▶ **Given instruction**:
Rewrite the post about workload, starting at "Over the course" and ending at "slacked even more!", with "system upgrade" changed to "software migration".

Lately, I have been feeling the crunch of being my boss's right hand man (Or at least i think thats how she sees me).

 

My team consists of 5 people including my boss. My other 3 coworkers have varying levels of experience so it is a good mix. However, I am starting to feel as if I am doing more than my share of work and I don't quite understand why...

 

Over the course of the past 3 months we have been working on a system upgrade for one of our regional offices. A lot of work for a lot of people. I was pretty current with my work when my boss approached me to help out a coworker of mine who was 'overwhelmed' and was lagging behind. I obliged for the betterment of the project and I was caught up so I was happy to help. That created a problem with the coworker i was trying to help. As soon as she realized I was helping, she slacked even more!

 

Fast forward to when the project implementation week. Everyone knew how important it was to be around. Well, over the past 2 weeks she's been at work for a grand total of 3 days! Coming up with excuses, now I understand a lot of it was family issues, but when she is in, can she at least volunteer to help? Nope. She waits for myself or my boss to step in

 

We have a four day weekend coming up and it appears that I might have to work although I am not sure why I have to when there are other capable teammates that can do so. I had a stretch where my boss and I worked 12 straight days or 12-14 hrs a day.

 

Not sure why my boss only relies on me for this kind of thing. I guess I should be flattered, but when can I get a break?? Not sure if i should bring this to the boss's attention.

 

Apologies for the disjointed rant. Long story short, I feel as if I have to perform the duties of my boss and have to pull 12 hr days when my coworkers who can/should help out aren't instructed to do so or aren't at least willing to do so...

▶ **Data provided**:
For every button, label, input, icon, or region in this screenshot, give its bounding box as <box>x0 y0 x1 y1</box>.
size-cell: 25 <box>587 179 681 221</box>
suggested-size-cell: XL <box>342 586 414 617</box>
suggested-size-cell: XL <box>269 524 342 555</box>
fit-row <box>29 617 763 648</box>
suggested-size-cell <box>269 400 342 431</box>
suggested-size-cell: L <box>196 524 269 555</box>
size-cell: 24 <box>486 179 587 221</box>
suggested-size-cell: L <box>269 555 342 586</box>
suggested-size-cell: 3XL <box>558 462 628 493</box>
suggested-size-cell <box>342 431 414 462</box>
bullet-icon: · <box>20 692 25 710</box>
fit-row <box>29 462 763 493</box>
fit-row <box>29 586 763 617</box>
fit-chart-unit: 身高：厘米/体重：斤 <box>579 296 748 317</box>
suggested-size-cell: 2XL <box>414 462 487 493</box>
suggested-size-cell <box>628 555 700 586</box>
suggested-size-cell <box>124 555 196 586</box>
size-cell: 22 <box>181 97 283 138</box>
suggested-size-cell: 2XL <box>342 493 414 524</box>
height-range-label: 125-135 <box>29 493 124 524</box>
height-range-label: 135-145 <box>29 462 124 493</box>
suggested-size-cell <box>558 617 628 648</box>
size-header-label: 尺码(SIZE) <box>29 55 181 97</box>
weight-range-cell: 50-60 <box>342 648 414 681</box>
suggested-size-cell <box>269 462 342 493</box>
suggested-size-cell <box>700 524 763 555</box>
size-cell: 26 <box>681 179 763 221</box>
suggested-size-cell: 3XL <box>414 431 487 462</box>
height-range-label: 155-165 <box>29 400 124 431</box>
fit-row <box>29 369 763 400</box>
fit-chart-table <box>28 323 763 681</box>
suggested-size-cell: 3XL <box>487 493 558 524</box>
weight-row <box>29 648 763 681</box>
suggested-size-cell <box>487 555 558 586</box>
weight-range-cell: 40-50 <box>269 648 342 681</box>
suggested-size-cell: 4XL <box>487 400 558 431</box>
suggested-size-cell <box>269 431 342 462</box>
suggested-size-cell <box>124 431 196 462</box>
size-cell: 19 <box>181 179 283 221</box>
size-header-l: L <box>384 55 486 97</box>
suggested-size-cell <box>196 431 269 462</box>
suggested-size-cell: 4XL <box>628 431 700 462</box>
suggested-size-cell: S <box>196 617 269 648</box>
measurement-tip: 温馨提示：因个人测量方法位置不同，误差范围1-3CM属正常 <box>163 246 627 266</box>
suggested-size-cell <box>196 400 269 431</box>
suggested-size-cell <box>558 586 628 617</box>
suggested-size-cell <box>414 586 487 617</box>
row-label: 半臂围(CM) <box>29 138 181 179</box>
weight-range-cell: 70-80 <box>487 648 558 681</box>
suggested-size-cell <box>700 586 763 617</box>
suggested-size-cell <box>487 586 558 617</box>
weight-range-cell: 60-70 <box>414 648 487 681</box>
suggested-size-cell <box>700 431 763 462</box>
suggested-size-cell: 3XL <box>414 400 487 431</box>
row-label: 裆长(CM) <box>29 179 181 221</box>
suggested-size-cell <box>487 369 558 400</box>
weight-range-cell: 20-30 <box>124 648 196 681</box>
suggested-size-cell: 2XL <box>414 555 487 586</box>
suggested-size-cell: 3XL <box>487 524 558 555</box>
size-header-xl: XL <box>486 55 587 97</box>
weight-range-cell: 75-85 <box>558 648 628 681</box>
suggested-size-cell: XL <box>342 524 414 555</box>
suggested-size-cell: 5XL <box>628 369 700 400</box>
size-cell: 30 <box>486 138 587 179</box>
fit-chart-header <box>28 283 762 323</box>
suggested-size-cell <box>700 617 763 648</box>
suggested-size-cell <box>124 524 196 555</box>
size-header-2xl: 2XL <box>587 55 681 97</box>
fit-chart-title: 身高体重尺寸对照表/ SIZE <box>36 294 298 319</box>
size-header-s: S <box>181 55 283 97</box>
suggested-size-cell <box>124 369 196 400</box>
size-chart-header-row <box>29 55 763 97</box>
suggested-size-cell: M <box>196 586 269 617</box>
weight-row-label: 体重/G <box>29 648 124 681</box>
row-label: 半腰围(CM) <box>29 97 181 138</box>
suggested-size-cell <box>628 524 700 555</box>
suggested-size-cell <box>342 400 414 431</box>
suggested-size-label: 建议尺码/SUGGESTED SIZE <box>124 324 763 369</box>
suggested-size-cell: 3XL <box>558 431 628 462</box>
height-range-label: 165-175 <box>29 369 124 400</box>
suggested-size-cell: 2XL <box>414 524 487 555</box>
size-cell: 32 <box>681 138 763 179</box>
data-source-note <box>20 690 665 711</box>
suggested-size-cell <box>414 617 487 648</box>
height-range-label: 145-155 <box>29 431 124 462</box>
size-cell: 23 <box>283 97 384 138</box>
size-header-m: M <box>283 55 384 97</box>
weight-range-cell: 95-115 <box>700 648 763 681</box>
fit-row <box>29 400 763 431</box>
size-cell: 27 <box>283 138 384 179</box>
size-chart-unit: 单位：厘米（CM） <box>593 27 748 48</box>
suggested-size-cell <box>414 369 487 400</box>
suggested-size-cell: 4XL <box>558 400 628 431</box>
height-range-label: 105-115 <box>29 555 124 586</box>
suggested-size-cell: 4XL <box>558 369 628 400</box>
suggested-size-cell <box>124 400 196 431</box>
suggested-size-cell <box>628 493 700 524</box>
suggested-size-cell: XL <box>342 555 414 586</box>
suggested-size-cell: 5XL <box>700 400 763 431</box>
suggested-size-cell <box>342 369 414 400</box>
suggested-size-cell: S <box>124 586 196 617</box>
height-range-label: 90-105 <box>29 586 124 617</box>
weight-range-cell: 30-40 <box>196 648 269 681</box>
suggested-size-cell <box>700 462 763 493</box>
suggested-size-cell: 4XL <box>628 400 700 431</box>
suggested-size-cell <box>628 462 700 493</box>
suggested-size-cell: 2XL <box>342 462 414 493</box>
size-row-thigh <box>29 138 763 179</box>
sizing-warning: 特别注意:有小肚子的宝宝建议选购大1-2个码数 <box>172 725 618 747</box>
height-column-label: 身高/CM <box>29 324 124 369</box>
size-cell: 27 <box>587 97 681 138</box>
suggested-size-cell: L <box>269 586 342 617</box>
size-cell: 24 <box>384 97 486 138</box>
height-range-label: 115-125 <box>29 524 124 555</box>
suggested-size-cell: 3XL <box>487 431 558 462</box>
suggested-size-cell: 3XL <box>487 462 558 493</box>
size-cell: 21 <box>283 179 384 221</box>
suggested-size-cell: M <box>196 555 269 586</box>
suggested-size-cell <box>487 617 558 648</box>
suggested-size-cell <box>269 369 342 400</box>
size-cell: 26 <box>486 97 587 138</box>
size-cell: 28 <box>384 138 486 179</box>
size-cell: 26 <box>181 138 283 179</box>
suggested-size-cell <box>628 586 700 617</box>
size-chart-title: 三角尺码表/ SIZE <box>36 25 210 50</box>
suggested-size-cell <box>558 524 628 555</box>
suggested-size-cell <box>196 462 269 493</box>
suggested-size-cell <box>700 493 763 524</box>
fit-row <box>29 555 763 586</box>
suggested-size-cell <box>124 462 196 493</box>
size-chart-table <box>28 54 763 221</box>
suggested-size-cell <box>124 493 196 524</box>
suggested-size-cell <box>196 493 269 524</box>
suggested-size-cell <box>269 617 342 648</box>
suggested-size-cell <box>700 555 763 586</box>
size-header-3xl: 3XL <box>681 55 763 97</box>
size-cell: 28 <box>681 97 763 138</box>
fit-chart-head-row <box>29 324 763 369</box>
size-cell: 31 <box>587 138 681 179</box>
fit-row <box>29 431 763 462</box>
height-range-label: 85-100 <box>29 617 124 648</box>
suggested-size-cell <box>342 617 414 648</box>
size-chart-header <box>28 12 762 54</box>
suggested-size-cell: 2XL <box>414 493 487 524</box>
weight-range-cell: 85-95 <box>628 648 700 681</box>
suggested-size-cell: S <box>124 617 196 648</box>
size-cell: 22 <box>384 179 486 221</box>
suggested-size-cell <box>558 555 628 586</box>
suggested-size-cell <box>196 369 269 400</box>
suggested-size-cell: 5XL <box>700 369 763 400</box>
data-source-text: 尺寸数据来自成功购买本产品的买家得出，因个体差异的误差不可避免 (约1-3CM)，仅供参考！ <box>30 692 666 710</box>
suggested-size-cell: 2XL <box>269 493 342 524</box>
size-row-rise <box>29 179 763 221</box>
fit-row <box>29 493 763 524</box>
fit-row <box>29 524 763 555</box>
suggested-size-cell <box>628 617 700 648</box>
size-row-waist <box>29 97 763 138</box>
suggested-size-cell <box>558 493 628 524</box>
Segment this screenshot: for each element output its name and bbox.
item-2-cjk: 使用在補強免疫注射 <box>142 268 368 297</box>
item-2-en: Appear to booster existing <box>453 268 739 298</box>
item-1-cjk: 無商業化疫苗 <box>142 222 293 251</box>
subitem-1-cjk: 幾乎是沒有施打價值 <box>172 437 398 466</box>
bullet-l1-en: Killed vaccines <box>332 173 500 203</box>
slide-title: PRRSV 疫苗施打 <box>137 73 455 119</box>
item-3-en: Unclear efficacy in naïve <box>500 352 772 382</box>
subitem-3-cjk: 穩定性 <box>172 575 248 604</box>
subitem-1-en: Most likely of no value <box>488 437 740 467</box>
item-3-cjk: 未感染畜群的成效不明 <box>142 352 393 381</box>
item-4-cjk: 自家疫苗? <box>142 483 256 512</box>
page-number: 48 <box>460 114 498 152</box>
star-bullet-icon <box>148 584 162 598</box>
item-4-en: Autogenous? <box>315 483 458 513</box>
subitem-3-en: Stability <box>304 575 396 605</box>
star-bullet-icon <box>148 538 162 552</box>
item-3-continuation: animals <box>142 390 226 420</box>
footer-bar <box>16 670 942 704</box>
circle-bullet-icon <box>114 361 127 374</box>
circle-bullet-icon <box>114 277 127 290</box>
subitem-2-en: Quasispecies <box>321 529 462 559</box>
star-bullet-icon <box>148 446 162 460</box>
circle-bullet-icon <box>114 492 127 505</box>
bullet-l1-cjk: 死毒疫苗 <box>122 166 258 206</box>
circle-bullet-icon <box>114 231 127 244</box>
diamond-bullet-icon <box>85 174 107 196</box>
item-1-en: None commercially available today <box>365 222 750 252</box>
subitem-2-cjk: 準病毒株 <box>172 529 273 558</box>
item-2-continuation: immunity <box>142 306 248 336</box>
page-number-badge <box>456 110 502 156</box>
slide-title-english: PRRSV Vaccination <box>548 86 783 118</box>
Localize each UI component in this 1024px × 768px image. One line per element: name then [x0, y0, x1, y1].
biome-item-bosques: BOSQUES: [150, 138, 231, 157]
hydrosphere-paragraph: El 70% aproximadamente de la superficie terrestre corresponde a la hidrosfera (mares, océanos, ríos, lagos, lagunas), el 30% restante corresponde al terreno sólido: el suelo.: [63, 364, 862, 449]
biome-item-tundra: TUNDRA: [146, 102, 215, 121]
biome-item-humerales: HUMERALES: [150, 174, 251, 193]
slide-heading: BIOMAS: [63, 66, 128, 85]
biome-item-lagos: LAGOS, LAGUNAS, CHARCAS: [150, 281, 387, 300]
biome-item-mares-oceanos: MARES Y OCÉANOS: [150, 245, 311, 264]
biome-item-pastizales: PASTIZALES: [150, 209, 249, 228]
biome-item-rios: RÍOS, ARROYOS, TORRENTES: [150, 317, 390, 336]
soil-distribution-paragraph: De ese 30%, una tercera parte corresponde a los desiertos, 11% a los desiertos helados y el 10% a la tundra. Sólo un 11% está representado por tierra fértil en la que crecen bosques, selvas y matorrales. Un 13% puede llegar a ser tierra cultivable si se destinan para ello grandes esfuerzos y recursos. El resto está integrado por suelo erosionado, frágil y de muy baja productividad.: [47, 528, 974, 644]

▶ **Response to this task**:
Over the course of the past 3 months we have been working on a software migration for one of our regional offices. A lot of work for a lot of people. I was pretty current with my work when my boss approached me to help out a coworker of mine who was 'overwhelmed' and was lagging behind. I obliged for the betterment of the project and I was caught up so I was happy to help. That created a problem with the coworker i was trying to help. As soon as she realized I was helping, she slacked even more!